* [SOURCE DOCUMENT]:
>>>>

In the last post, we identified outliers in a dataset following specific steps. We then discussed the effects that these outliers have on data and the impacts they have on decision-making. This week is about continuing this foresight and seeing how we can forecast future sales for each individual product that we have been tracking.
Here’s a reminder of the last post:
- What is a Z-score?
- Calculate Average and Standard Deviation
- Standard Deviation
- Calculate Z-score
- What’s an Outlier?
- Identify Outliers
- The Issue with Z-score
- Product Level: Average and Standard Deviation
- Average of Product
- Standard Deviation of Product
- Product Level: Z-score
- Conditional Formatting
- Why Do We Care About Outliers?
Forecasting Monthly Sales using this Data
Now that you have a reminder of where we’ve come from (and where we now are), here is the spreadsheet that we will be working through. Note: this is the same document as last week, with an added sheet.
Transform the Data
To best analyse this data, I will create a matrix using product and date as dimensions. There are three variables that we are using: product, date, and sales. When using the INDEX-MATCH solution, it is often depicted by showing how to lookup (and match) a row and column. Although we will be organising our data in this manner (dates on the top row and products down the first column), we will need to match two columns.
The original data shows this:
We are interested in the Sales for each Product on a certain Date. However, there are some Products that will not see Sales on certain dates and we are accounting for those non-entries.
TRANSPOSE(UNIQUE(Dates))
Firstly, let’s automatically set up the number of columns we need by obtaining all of the ‘UNIQUE’ dates from the dataset. When performing this command, it will create a vertical list of those dates as the data is stored in a column:
So, let’s just add the TRANSPOSE function to the beginning of UNIQUE:
UNIQUE(Products)
Let’s do the same thing for the Products that we did for the Date, except not transform it:
I know that I am going to show two SPARKLINE formulas later, so let’s add the columns for those now:
Configuring Matrix
For this INDEX-MATCH formula, we will be looking to match two conditions from two different columns; INDEX(MATCH(condition_1,condition_2)). This is the formula that has been written for this matrix:
=ARRAYFORMULA(INDEX($D$6:$D$228,MATCH(1,(O$5=$C$6:$C$228)*($L6=$B$6:$B$228),0)))
Let’s arrange that in a nicer way:
=ARRAYFORMULA(
INDEX($D$6:$D$228,
MATCH(1,
(O$5=$C$6:$C$228)*($L6=$B$6:$B$228),0)
)
)
As I was mentioning earlier, this matrix is going to be transposing two columns (B and C) into a row of data (C) and column (B). Let’s start with the INDEX portion of this formula.
Index
Index will be the return value, after the conditions have been met. In this case, our return value(s) are the Sales (column D).
Match
To retrieve those Sales values, we need to match two columns. INDEX has the following syntax though: INDEX(reference, [row], [column]). So, we need to place two arrays within the row variable. To do this, we will integrate these two arrays into the MATCH formula. MATCH has the following syntax: MATCH(search_key, range, [search_type]). Let’s take a closer look at the MATCH formula.

<<<<

[Annotated region listings]
>>>>

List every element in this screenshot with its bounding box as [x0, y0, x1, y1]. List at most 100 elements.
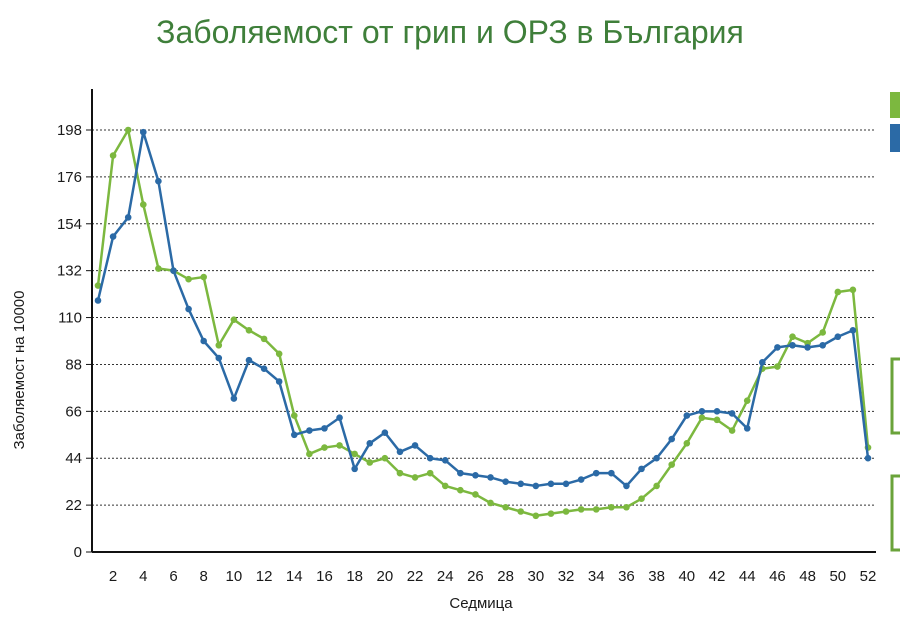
series-line	[96, 130, 870, 488]
data-point	[109, 233, 117, 240]
data-point	[517, 508, 525, 515]
data-point	[457, 469, 464, 477]
data-point	[532, 512, 540, 520]
data-point	[638, 465, 645, 473]
data-point	[487, 474, 494, 481]
data-point	[124, 126, 132, 134]
data-point	[728, 427, 736, 434]
x-tick-label: 2	[109, 568, 117, 585]
legend-swatch-green	[890, 92, 900, 118]
x-tick-label: 30	[527, 568, 544, 585]
data-point	[381, 454, 389, 462]
data-point	[321, 444, 328, 451]
data-point	[200, 337, 207, 345]
data-point	[441, 457, 449, 464]
data-point	[653, 482, 660, 490]
data-point	[713, 416, 721, 424]
data-point	[608, 469, 615, 477]
series	[94, 126, 872, 520]
data-point	[170, 267, 177, 274]
x-tick-label: 4	[139, 568, 147, 585]
data-point	[759, 359, 766, 366]
x-tick-label: 24	[437, 568, 454, 585]
data-point	[789, 341, 796, 349]
side-boxes	[890, 357, 900, 552]
data-point	[215, 341, 223, 349]
data-point	[623, 482, 630, 490]
y-tick-label: 44	[65, 450, 82, 467]
x-tick-label: 48	[799, 568, 816, 585]
x-tick-label: 22	[407, 568, 424, 585]
x-tick-label: 26	[467, 568, 484, 585]
data-point	[683, 440, 691, 447]
data-point	[275, 350, 283, 358]
data-point	[351, 450, 358, 458]
y-tick-label: 88	[65, 356, 82, 373]
data-point	[623, 503, 630, 511]
data-point	[532, 482, 540, 490]
y-tick-label: 110	[58, 310, 82, 327]
data-point	[683, 412, 691, 419]
data-point	[562, 508, 570, 515]
x-axis-title: Седмица	[449, 595, 513, 612]
y-tick-label: 0	[74, 544, 82, 561]
data-point	[698, 408, 706, 415]
data-point	[834, 333, 842, 341]
series-1	[94, 128, 872, 490]
x-tick-label: 46	[769, 568, 786, 585]
x-tick-labels: 2 4 6 8 10 12 14 16 18 20 22 24 26 28 30 32 34 36 38 40 42 44…	[109, 568, 876, 585]
side-box-1	[890, 357, 900, 435]
x-tick-label: 10	[226, 568, 243, 585]
data-point	[819, 329, 827, 336]
x-tick-label: 42	[709, 568, 726, 585]
data-point	[834, 288, 842, 296]
x-tick-label: 40	[678, 568, 695, 585]
y-tick-labels: 0 22 44 66 88 110 132 154 176 198	[57, 122, 92, 561]
data-point	[185, 305, 192, 313]
gridlines	[92, 129, 876, 506]
data-point	[336, 442, 343, 449]
y-axis-title: Заболяемост на 10000	[11, 291, 28, 450]
y-tick-label: 176	[57, 169, 82, 186]
data-point	[457, 486, 464, 494]
data-point	[366, 440, 374, 447]
data-point	[668, 435, 676, 443]
series-0	[94, 126, 872, 520]
data-point	[94, 297, 102, 304]
data-point	[366, 459, 374, 466]
x-tick-label: 34	[588, 568, 605, 585]
axes	[91, 89, 876, 553]
data-point	[139, 201, 147, 208]
data-point	[804, 344, 811, 351]
x-tick-label: 8	[200, 568, 208, 585]
y-tick-label: 132	[57, 263, 82, 280]
side-box-2	[890, 474, 900, 552]
x-tick-label: 6	[169, 568, 177, 585]
data-point	[774, 344, 781, 351]
data-point	[306, 427, 313, 434]
x-tick-label: 38	[648, 568, 665, 585]
y-tick-label: 66	[65, 403, 82, 420]
y-tick-label: 22	[65, 497, 82, 514]
x-tick-label: 36	[618, 568, 635, 585]
data-point	[819, 341, 827, 349]
data-point	[290, 431, 298, 439]
data-point	[562, 480, 570, 488]
y-tick-label: 198	[57, 122, 82, 139]
x-tick-label: 52	[860, 568, 877, 585]
data-point	[230, 316, 238, 323]
x-tick-label: 14	[286, 568, 303, 585]
x-tick-label: 44	[739, 568, 756, 585]
data-point	[577, 506, 585, 513]
data-point	[502, 503, 509, 511]
legend	[890, 92, 900, 152]
data-point	[849, 327, 857, 334]
data-point	[215, 354, 223, 362]
data-point	[487, 499, 494, 507]
data-point	[411, 474, 419, 481]
data-point	[260, 335, 268, 343]
data-point	[351, 465, 358, 473]
data-point	[472, 471, 479, 479]
data-point	[713, 408, 721, 415]
data-point	[336, 414, 343, 422]
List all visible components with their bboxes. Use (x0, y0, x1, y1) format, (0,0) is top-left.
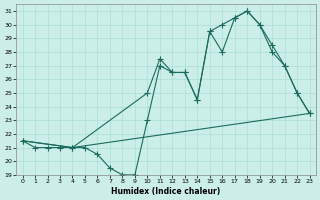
X-axis label: Humidex (Indice chaleur): Humidex (Indice chaleur) (111, 187, 221, 196)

<<<<

* [GIVEN PROBLEM]: List the variables that the sales forecasting post says it uses to build the matrix.

* [OUTPUT OF THE TASK]: Product, date, and sales.